→ **Data to use**
──────

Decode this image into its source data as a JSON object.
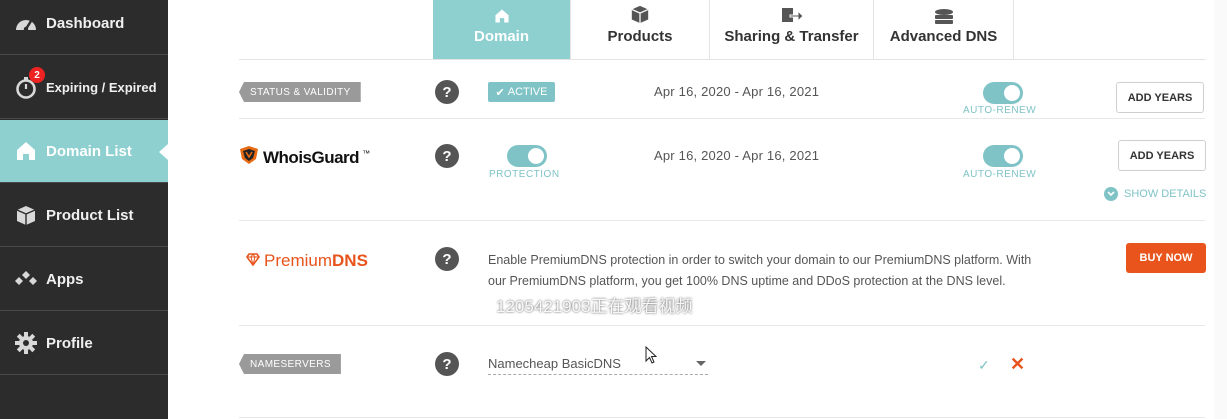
{
  "sidebar": {
    "items": [
      {
        "label": "Dashboard",
        "icon": "dashboard-gauge-icon"
      },
      {
        "label": "Expiring / Expired",
        "icon": "stopwatch-icon",
        "badge": "2"
      },
      {
        "label": "Domain List",
        "icon": "home-icon",
        "active": true
      },
      {
        "label": "Product List",
        "icon": "box-icon"
      },
      {
        "label": "Apps",
        "icon": "apps-diamonds-icon"
      },
      {
        "label": "Profile",
        "icon": "gear-icon"
      }
    ]
  },
  "tabs": [
    {
      "label": "Domain",
      "icon": "home-icon",
      "active": true
    },
    {
      "label": "Products",
      "icon": "box-icon"
    },
    {
      "label": "Sharing & Transfer",
      "icon": "transfer-icon"
    },
    {
      "label": "Advanced DNS",
      "icon": "server-icon"
    }
  ],
  "status_row": {
    "tag": "STATUS & VALIDITY",
    "status": "ACTIVE",
    "dates": "Apr 16, 2020 - Apr 16, 2021",
    "toggle_label": "AUTO-RENEW",
    "auto_renew": true,
    "button": "ADD YEARS"
  },
  "whoisguard_row": {
    "logo_text": "WhoisGuard",
    "trademark": "™",
    "protection_label": "PROTECTION",
    "protection": true,
    "dates": "Apr 16, 2020 - Apr 16, 2021",
    "toggle_label": "AUTO-RENEW",
    "auto_renew": true,
    "button": "ADD YEARS",
    "show_details": "SHOW DETAILS"
  },
  "premiumdns_row": {
    "logo_prefix": "Premium",
    "logo_suffix": "DNS",
    "description": "Enable PremiumDNS protection in order to switch your domain to our PremiumDNS platform. With our PremiumDNS platform, you get 100% DNS uptime and DDoS protection at the DNS level.",
    "button": "BUY NOW"
  },
  "nameservers_row": {
    "tag": "NAMESERVERS",
    "selected": "Namecheap BasicDNS",
    "confirm": "✓",
    "cancel": "✕"
  },
  "overlay_text": "1205421903正在观看视频",
  "colors": {
    "accent": "#8ecfd0",
    "orange": "#e8541c",
    "sidebar_bg": "#2c2c2c",
    "badge_red": "#ee2222"
  }
}
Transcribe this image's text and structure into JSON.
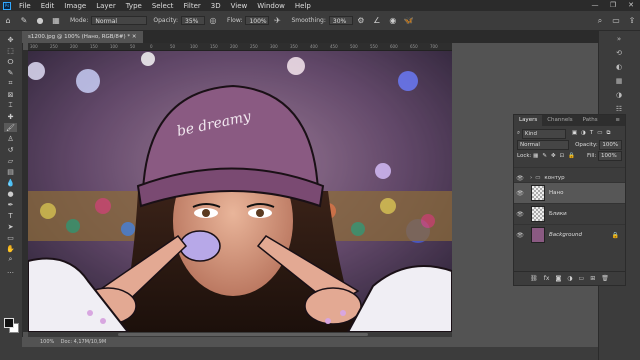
{
  "menubar": {
    "logo": "Ps",
    "items": [
      "File",
      "Edit",
      "Image",
      "Layer",
      "Type",
      "Select",
      "Filter",
      "3D",
      "View",
      "Window",
      "Help"
    ],
    "window_controls": [
      "—",
      "❐",
      "✕"
    ]
  },
  "options_bar": {
    "mode_label": "Mode:",
    "mode_value": "Normal",
    "opacity_label": "Opacity:",
    "opacity_value": "35%",
    "flow_label": "Flow:",
    "flow_value": "100%",
    "smoothing_label": "Smoothing:",
    "smoothing_value": "30%"
  },
  "document": {
    "tab_title": "s1200.jpg @ 100% (Нано, RGB/8#) *",
    "ruler_ticks": [
      "300",
      "250",
      "200",
      "150",
      "100",
      "50",
      "0",
      "50",
      "100",
      "150",
      "200",
      "250",
      "300",
      "350",
      "400",
      "450",
      "500",
      "550",
      "600",
      "650",
      "700"
    ],
    "status_zoom": "100%",
    "status_doc": "Doc: 4,17M/10,9M"
  },
  "layers_panel": {
    "tabs": [
      "Layers",
      "Channels",
      "Paths"
    ],
    "kind_label": "Kind",
    "blend_mode": "Normal",
    "opacity_label": "Opacity:",
    "opacity_value": "100%",
    "lock_label": "Lock:",
    "fill_label": "Fill:",
    "fill_value": "100%",
    "layers": [
      {
        "name": "контур",
        "type": "group",
        "visible": true
      },
      {
        "name": "Нано",
        "type": "layer",
        "visible": true,
        "selected": true
      },
      {
        "name": "Блики",
        "type": "layer",
        "visible": true
      },
      {
        "name": "Background",
        "type": "image",
        "visible": true,
        "locked": true
      }
    ]
  },
  "colors": {
    "accent": "#31a8ff",
    "panel_bg": "#3c3c3c",
    "workspace_bg": "#535353",
    "menubar_bg": "#2b2b2b",
    "beanie": "#8a5a82",
    "gum": "#b7a8e8"
  },
  "icons": {
    "tools": [
      "move-tool-icon",
      "marquee-tool-icon",
      "lasso-tool-icon",
      "quick-select-icon",
      "crop-tool-icon",
      "eyedropper-icon",
      "healing-brush-icon",
      "brush-tool-icon",
      "clone-stamp-icon",
      "history-brush-icon",
      "eraser-icon",
      "gradient-icon",
      "blur-icon",
      "dodge-icon",
      "pen-tool-icon",
      "type-tool-icon",
      "path-select-icon",
      "shape-tool-icon",
      "hand-tool-icon",
      "zoom-tool-icon"
    ]
  }
}
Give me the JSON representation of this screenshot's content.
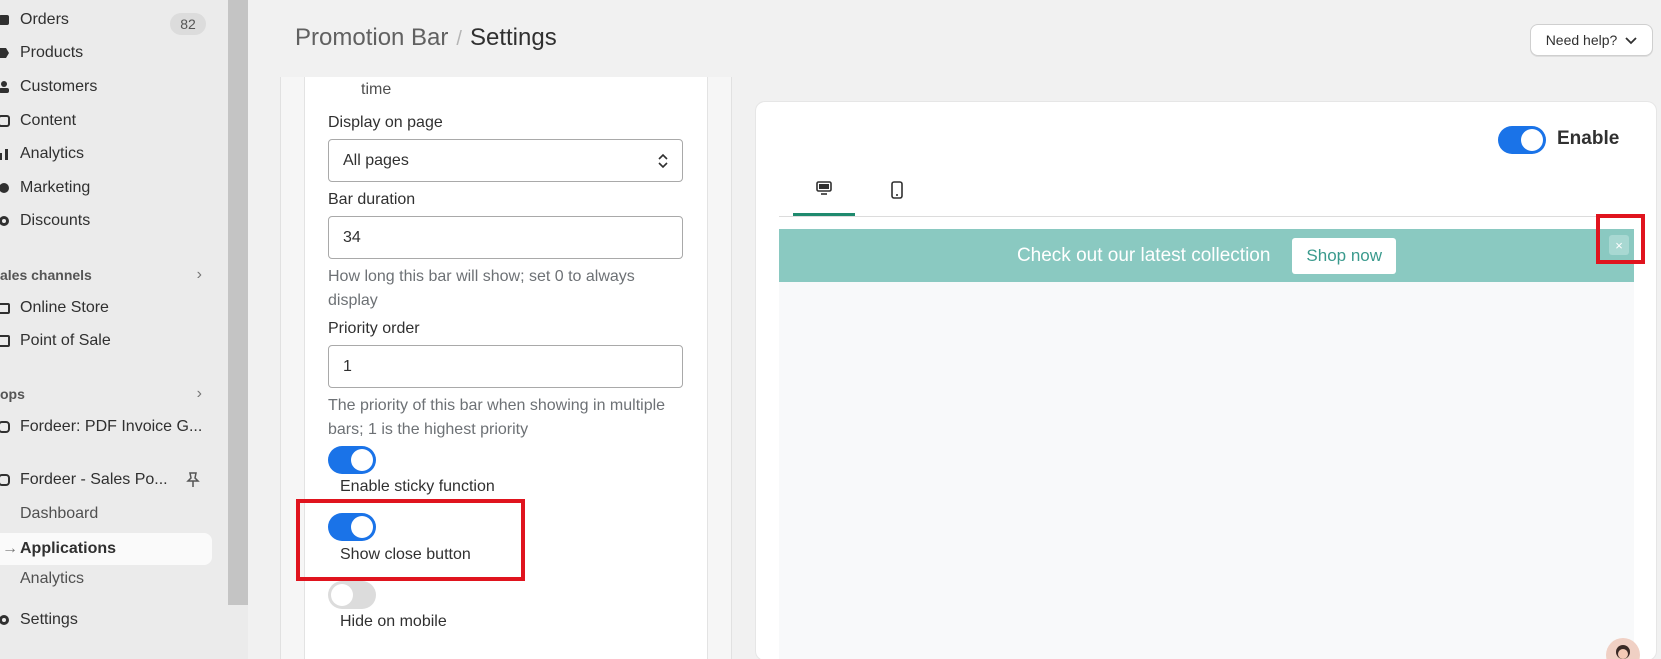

──────

→ **Requirements**
Take the listing above and restate it word for word, without its pictures.

→ **Worked answer**
Decode this image into its source data as a JSON object.
{
  "sidebar": {
    "items": [
      {
        "label": "Dashboard",
        "icon": "dashboard-gauge-icon"
      },
      {
        "label": "Expiring / Expired",
        "icon": "stopwatch-icon",
        "badge": "2"
      },
      {
        "label": "Domain List",
        "icon": "home-icon",
        "active": true
      },
      {
        "label": "Product List",
        "icon": "box-icon"
      },
      {
        "label": "Apps",
        "icon": "apps-diamonds-icon"
      },
      {
        "label": "Profile",
        "icon": "gear-icon"
      }
    ]
  },
  "tabs": [
    {
      "label": "Domain",
      "icon": "home-icon",
      "active": true
    },
    {
      "label": "Products",
      "icon": "box-icon"
    },
    {
      "label": "Sharing & Transfer",
      "icon": "transfer-icon"
    },
    {
      "label": "Advanced DNS",
      "icon": "server-icon"
    }
  ],
  "status_row": {
    "tag": "STATUS & VALIDITY",
    "status": "ACTIVE",
    "dates": "Apr 16, 2020 - Apr 16, 2021",
    "toggle_label": "AUTO-RENEW",
    "auto_renew": true,
    "button": "ADD YEARS"
  },
  "whoisguard_row": {
    "logo_text": "WhoisGuard",
    "trademark": "™",
    "protection_label": "PROTECTION",
    "protection": true,
    "dates": "Apr 16, 2020 - Apr 16, 2021",
    "toggle_label": "AUTO-RENEW",
    "auto_renew": true,
    "button": "ADD YEARS",
    "show_details": "SHOW DETAILS"
  },
  "premiumdns_row": {
    "logo_prefix": "Premium",
    "logo_suffix": "DNS",
    "description": "Enable PremiumDNS protection in order to switch your domain to our PremiumDNS platform. With our PremiumDNS platform, you get 100% DNS uptime and DDoS protection at the DNS level.",
    "button": "BUY NOW"
  },
  "nameservers_row": {
    "tag": "NAMESERVERS",
    "selected": "Namecheap BasicDNS",
    "confirm": "✓",
    "cancel": "✕"
  },
  "overlay_text": "1205421903正在观看视频",
  "colors": {
    "accent": "#8ecfd0",
    "orange": "#e8541c",
    "sidebar_bg": "#2c2c2c",
    "badge_red": "#ee2222"
  }
}
Transcribe this image's text and structure into JSON.
{
  "menubar": {
    "logo": "Ps",
    "items": [
      "File",
      "Edit",
      "Image",
      "Layer",
      "Type",
      "Select",
      "Filter",
      "3D",
      "View",
      "Window",
      "Help"
    ],
    "window_controls": [
      "—",
      "❐",
      "✕"
    ]
  },
  "options_bar": {
    "mode_label": "Mode:",
    "mode_value": "Normal",
    "opacity_label": "Opacity:",
    "opacity_value": "35%",
    "flow_label": "Flow:",
    "flow_value": "100%",
    "smoothing_label": "Smoothing:",
    "smoothing_value": "30%"
  },
  "document": {
    "tab_title": "s1200.jpg @ 100% (Нано, RGB/8#) *",
    "ruler_ticks": [
      "300",
      "250",
      "200",
      "150",
      "100",
      "50",
      "0",
      "50",
      "100",
      "150",
      "200",
      "250",
      "300",
      "350",
      "400",
      "450",
      "500",
      "550",
      "600",
      "650",
      "700"
    ],
    "status_zoom": "100%",
    "status_doc": "Doc: 4,17M/10,9M"
  },
  "layers_panel": {
    "tabs": [
      "Layers",
      "Channels",
      "Paths"
    ],
    "kind_label": "Kind",
    "blend_mode": "Normal",
    "opacity_label": "Opacity:",
    "opacity_value": "100%",
    "lock_label": "Lock:",
    "fill_label": "Fill:",
    "fill_value": "100%",
    "layers": [
      {
        "name": "контур",
        "type": "group",
        "visible": true
      },
      {
        "name": "Нано",
        "type": "layer",
        "visible": true,
        "selected": true
      },
      {
        "name": "Блики",
        "type": "layer",
        "visible": true
      },
      {
        "name": "Background",
        "type": "image",
        "visible": true,
        "locked": true
      }
    ]
  },
  "colors": {
    "accent": "#31a8ff",
    "panel_bg": "#3c3c3c",
    "workspace_bg": "#535353",
    "menubar_bg": "#2b2b2b",
    "beanie": "#8a5a82",
    "gum": "#b7a8e8"
  },
  "icons": {
    "tools": [
      "move-tool-icon",
      "marquee-tool-icon",
      "lasso-tool-icon",
      "quick-select-icon",
      "crop-tool-icon",
      "eyedropper-icon",
      "healing-brush-icon",
      "brush-tool-icon",
      "clone-stamp-icon",
      "history-brush-icon",
      "eraser-icon",
      "gradient-icon",
      "blur-icon",
      "dodge-icon",
      "pen-tool-icon",
      "type-tool-icon",
      "path-select-icon",
      "shape-tool-icon",
      "hand-tool-icon",
      "zoom-tool-icon"
    ]
  }
}
Give me the JSON representation of this screenshot's content.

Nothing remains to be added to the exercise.